◆ **GIVEN REQUEST**
Look through the lines below and extract each one that contains "logo".

◆ **GIVEN ENTRIES**
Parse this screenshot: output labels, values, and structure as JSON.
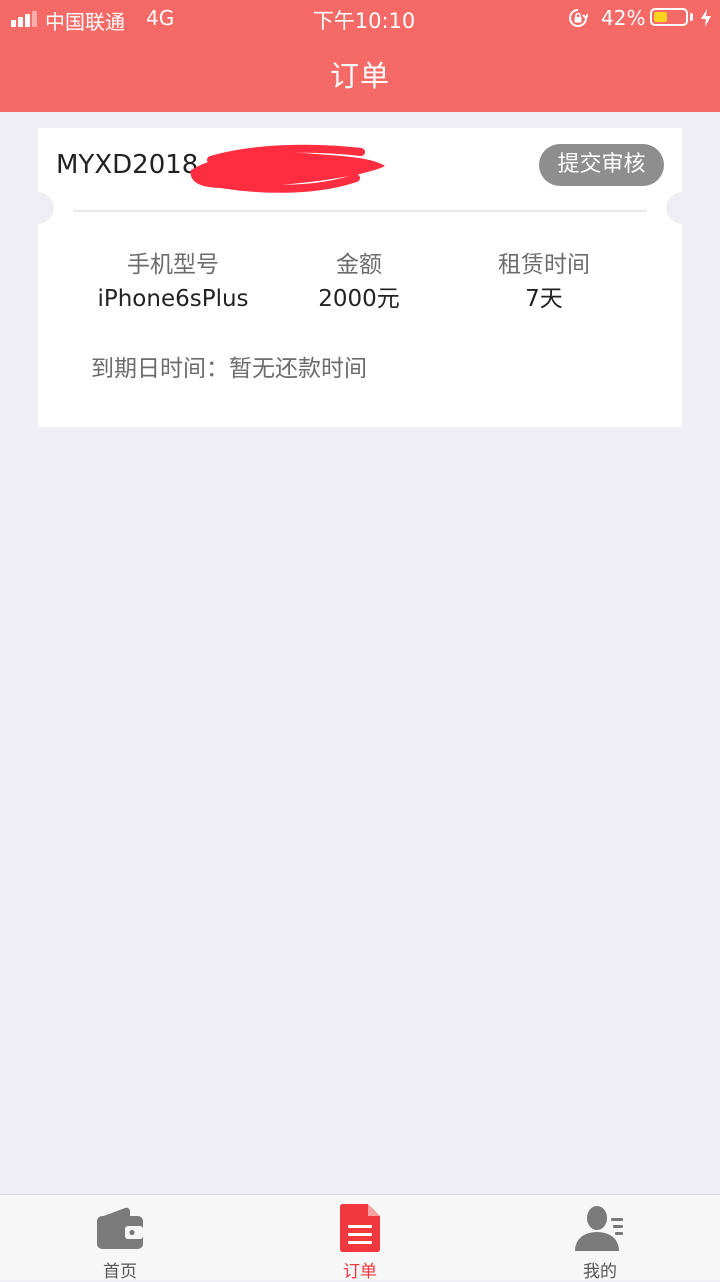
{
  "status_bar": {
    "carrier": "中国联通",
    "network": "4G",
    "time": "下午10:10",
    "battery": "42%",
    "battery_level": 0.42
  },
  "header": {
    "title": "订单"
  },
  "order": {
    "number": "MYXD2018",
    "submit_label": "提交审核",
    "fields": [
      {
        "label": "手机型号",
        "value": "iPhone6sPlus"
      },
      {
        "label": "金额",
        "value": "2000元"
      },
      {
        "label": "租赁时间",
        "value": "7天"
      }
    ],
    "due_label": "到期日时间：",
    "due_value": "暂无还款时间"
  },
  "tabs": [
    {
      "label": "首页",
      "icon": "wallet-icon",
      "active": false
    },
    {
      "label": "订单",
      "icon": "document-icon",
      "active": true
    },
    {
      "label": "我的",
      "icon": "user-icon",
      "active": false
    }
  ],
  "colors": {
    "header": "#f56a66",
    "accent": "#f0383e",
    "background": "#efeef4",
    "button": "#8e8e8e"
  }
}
* * *
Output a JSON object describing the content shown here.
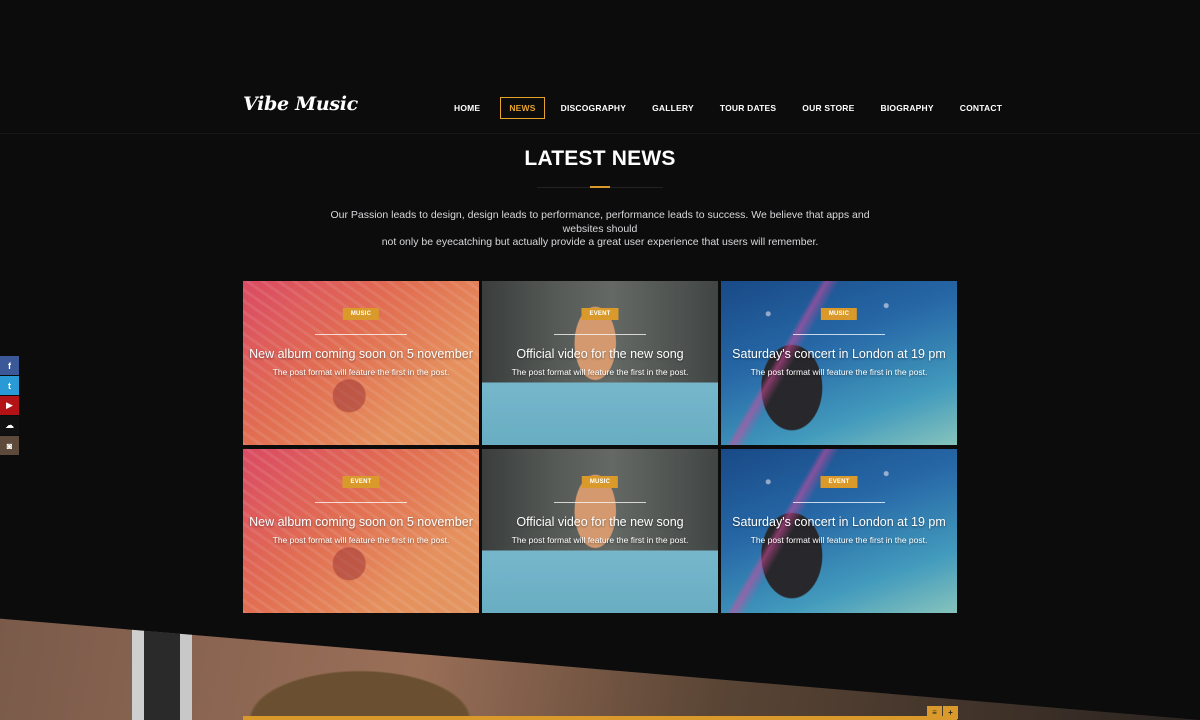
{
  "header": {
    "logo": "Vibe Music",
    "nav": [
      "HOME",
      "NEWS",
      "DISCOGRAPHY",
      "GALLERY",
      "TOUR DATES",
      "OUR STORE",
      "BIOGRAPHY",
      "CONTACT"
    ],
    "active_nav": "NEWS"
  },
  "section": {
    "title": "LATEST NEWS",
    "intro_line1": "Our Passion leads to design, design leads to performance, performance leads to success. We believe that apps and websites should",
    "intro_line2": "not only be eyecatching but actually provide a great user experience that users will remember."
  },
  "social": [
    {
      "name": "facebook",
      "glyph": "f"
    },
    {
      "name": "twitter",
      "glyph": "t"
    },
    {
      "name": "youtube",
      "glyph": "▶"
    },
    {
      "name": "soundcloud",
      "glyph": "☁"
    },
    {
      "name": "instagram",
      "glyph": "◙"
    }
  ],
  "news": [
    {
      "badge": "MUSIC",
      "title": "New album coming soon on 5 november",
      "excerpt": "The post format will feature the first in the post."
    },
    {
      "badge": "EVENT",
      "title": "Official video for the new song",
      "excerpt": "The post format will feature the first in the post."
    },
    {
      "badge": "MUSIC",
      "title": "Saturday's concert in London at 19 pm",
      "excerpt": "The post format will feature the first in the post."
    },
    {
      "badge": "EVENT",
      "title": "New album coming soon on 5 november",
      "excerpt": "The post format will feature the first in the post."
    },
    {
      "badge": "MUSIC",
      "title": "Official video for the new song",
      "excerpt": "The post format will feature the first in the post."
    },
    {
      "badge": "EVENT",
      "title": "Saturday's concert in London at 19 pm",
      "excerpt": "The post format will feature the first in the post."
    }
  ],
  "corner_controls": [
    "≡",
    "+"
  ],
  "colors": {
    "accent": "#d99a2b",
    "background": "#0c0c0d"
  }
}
* * *
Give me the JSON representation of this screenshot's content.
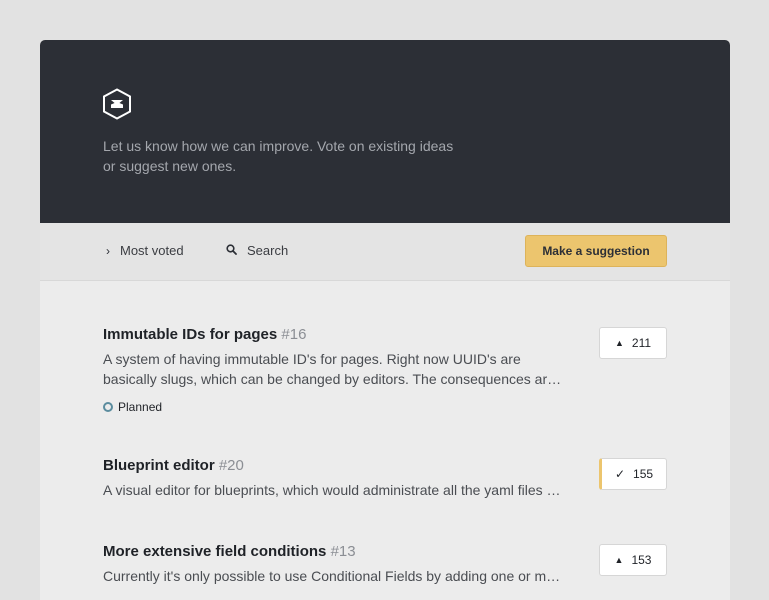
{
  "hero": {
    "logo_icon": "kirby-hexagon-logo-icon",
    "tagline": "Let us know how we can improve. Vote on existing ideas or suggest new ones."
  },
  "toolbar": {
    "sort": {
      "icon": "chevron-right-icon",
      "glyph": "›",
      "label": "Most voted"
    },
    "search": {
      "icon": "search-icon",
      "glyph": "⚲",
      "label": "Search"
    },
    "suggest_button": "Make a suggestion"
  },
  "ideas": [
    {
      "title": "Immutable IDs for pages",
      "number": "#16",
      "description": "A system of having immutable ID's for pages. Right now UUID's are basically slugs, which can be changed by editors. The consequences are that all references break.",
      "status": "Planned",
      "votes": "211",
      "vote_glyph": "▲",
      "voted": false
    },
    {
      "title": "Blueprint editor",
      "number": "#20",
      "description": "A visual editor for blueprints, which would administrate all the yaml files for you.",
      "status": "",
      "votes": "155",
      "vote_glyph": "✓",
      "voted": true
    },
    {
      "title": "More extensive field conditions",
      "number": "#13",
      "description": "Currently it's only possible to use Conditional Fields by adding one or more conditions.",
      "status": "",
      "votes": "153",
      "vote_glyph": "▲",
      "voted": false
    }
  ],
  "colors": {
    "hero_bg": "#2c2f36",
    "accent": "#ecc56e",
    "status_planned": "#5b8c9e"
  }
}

◆ **ANSWER BELOW**
    "logo": "Vibe Music",
    "logo_icon": "kirby-hexagon-logo-icon",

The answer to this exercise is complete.